--- BRIEF ---
Filter the entries and keep only the lines where the string "name" appears.

--- MATERIAL FOR THIS TASK ---
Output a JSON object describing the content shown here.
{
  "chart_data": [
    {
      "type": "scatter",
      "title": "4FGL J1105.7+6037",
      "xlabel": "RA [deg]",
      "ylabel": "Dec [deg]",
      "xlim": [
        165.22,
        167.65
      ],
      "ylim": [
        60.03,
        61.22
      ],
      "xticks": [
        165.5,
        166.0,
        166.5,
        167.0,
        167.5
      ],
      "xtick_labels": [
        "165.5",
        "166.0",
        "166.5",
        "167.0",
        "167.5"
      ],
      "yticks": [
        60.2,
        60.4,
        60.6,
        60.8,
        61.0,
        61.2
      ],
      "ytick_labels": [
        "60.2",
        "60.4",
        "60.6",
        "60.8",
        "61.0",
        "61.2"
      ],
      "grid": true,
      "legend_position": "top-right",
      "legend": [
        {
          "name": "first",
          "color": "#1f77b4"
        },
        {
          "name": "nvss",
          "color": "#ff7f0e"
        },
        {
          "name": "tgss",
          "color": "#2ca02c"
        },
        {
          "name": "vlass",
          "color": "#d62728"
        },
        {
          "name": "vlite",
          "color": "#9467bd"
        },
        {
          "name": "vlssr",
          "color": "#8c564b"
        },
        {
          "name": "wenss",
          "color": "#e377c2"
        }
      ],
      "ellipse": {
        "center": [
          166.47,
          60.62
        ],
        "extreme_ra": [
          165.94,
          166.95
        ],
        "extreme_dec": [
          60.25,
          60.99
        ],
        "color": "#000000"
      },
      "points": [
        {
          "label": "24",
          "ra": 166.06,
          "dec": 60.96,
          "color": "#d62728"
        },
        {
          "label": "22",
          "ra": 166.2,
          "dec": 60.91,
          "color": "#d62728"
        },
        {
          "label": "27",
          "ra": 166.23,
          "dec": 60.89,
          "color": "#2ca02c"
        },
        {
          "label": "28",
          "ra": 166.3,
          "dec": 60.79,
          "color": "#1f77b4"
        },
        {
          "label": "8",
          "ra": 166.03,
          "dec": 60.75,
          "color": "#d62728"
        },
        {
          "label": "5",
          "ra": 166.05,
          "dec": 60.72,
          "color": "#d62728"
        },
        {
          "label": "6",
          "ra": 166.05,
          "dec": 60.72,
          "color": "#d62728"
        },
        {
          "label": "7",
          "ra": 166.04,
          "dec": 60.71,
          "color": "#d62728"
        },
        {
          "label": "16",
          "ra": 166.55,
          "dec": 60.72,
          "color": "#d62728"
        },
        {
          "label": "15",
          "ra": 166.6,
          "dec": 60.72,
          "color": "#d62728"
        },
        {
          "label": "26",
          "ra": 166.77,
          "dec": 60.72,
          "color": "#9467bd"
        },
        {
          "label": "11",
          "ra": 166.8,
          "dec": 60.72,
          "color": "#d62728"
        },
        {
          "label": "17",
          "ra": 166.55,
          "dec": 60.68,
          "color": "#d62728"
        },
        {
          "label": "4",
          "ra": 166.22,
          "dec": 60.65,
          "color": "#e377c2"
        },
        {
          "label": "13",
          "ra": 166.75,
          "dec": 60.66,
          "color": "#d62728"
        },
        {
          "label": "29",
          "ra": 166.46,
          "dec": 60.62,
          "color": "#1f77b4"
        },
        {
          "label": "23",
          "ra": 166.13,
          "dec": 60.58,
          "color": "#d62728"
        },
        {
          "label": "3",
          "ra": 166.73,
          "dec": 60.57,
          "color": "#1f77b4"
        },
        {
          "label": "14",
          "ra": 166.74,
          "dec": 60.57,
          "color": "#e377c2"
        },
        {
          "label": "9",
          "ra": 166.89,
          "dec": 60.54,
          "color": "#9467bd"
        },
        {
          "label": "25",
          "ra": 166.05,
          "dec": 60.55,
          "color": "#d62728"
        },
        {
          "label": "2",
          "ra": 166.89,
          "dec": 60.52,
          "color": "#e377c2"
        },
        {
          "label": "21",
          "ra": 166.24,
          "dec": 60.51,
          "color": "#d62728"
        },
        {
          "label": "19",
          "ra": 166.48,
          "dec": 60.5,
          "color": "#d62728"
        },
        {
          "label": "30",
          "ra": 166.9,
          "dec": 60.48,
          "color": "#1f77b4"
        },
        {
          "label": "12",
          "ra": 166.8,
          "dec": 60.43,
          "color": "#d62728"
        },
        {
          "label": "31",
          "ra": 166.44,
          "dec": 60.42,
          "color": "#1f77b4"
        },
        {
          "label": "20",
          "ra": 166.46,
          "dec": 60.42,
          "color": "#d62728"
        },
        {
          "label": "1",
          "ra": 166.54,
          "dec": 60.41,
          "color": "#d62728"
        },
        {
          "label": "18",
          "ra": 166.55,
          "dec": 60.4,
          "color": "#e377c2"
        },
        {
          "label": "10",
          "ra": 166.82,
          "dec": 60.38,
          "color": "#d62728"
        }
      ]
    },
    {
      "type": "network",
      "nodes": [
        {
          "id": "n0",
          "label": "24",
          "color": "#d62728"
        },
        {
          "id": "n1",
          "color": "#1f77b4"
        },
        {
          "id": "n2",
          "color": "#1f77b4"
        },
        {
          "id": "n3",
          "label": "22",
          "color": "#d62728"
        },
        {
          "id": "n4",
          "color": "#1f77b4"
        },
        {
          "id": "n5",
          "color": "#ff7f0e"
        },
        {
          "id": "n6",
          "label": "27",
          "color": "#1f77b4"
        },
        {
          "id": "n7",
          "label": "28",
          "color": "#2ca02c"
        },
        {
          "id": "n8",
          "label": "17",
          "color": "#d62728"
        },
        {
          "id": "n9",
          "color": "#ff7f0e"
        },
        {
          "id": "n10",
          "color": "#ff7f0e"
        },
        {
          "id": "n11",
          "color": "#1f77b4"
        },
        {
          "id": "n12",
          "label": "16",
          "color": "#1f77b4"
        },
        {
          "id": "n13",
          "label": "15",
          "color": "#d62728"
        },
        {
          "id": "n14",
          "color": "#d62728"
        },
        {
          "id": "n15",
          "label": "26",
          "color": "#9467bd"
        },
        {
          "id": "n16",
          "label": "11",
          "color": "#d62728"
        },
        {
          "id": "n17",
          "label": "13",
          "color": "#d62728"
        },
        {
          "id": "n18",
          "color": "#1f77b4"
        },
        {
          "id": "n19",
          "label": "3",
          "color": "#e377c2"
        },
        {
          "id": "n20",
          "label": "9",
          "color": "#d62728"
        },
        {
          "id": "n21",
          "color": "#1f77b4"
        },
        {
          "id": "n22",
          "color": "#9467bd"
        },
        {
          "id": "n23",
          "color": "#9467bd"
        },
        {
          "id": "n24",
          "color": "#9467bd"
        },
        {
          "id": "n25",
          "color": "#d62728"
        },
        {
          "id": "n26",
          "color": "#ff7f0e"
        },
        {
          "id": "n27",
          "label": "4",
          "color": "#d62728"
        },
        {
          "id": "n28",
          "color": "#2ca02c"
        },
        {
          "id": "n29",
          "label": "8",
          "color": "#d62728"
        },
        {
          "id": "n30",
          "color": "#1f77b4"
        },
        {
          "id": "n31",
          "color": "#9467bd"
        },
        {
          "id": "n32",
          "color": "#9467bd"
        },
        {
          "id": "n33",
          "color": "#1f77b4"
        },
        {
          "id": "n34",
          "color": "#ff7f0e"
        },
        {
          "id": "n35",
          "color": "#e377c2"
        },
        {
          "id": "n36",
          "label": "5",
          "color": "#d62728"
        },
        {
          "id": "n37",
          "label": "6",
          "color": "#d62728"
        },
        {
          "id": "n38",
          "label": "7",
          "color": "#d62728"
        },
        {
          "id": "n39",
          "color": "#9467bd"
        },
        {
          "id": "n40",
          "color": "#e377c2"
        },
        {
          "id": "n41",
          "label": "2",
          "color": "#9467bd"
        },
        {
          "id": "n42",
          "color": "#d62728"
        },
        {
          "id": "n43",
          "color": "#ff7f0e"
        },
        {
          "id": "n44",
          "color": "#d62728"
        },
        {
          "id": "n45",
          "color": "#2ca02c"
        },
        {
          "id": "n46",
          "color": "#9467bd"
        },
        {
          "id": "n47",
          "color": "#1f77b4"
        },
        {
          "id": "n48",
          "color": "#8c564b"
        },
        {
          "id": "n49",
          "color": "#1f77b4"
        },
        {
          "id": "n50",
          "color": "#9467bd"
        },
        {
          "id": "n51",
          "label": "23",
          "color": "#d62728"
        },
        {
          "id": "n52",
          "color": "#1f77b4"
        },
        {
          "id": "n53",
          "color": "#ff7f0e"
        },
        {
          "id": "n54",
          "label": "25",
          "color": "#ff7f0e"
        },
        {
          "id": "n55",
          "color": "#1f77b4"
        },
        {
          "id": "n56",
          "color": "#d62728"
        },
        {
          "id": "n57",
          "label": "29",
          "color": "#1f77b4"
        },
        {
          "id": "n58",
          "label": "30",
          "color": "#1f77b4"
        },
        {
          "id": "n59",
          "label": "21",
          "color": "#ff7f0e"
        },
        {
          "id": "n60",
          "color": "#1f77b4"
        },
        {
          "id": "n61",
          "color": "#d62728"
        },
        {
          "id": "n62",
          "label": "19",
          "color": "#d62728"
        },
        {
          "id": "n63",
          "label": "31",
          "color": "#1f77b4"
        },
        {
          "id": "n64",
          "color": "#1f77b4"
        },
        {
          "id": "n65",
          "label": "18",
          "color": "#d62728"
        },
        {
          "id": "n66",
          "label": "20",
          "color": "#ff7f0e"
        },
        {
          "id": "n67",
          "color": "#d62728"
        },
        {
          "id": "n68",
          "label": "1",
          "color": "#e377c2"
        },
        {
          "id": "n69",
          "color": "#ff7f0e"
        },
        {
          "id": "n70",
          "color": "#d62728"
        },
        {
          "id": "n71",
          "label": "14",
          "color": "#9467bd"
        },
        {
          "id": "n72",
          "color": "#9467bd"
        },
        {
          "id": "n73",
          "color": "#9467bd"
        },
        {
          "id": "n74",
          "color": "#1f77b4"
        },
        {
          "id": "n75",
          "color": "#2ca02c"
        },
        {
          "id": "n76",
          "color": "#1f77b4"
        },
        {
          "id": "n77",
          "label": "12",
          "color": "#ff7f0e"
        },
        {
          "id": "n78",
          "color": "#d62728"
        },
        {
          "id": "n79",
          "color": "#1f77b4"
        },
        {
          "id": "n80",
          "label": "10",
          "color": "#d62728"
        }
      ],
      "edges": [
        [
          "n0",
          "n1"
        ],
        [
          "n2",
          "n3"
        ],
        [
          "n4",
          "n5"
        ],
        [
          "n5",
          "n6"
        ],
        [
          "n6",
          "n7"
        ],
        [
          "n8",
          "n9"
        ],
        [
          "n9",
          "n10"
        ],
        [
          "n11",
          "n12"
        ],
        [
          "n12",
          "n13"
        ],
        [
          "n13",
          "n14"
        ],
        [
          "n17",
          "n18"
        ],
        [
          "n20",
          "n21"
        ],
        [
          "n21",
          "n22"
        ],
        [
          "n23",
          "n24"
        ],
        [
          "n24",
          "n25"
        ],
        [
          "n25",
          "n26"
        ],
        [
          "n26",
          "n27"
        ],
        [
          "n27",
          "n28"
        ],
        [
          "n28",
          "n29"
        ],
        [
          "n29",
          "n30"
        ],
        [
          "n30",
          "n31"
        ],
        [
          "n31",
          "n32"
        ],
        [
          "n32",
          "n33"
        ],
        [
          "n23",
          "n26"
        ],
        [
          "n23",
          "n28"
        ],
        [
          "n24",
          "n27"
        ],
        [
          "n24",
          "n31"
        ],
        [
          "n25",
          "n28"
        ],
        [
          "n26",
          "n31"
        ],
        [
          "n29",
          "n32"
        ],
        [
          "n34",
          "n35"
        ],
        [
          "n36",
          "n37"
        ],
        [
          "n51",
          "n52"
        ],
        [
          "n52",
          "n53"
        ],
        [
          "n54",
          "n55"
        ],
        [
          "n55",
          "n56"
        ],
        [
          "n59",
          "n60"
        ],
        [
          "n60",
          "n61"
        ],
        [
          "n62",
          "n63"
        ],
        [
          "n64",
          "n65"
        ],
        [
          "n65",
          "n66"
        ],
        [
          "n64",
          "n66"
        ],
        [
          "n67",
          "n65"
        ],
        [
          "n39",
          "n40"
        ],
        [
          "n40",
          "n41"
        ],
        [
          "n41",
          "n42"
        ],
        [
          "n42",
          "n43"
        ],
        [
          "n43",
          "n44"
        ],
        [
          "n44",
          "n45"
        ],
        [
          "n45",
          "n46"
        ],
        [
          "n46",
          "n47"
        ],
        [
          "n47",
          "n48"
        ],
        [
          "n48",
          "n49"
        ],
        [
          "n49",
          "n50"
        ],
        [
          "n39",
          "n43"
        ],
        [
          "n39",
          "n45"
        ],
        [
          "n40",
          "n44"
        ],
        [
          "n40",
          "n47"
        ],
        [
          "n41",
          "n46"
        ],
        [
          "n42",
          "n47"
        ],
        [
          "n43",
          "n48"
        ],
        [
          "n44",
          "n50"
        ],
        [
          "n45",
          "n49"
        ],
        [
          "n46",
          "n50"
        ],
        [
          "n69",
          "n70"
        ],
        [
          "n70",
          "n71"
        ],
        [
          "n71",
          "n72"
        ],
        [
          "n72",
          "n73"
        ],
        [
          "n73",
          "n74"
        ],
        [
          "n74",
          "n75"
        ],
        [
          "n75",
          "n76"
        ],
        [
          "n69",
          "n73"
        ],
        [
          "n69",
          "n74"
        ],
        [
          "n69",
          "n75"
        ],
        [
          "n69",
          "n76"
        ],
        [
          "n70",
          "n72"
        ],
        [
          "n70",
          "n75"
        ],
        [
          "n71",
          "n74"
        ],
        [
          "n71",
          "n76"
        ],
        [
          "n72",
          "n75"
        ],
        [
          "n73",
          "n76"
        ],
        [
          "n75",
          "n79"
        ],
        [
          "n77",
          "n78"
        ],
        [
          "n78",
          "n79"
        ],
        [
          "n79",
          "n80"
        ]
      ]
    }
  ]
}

--- PROBLEM SOLUTION ---
          "name": "first",
          "name": "nvss",
          "name": "tgss",
          "name": "vlass",
          "name": "vlite",
          "name": "vlssr",
          "name": "wenss",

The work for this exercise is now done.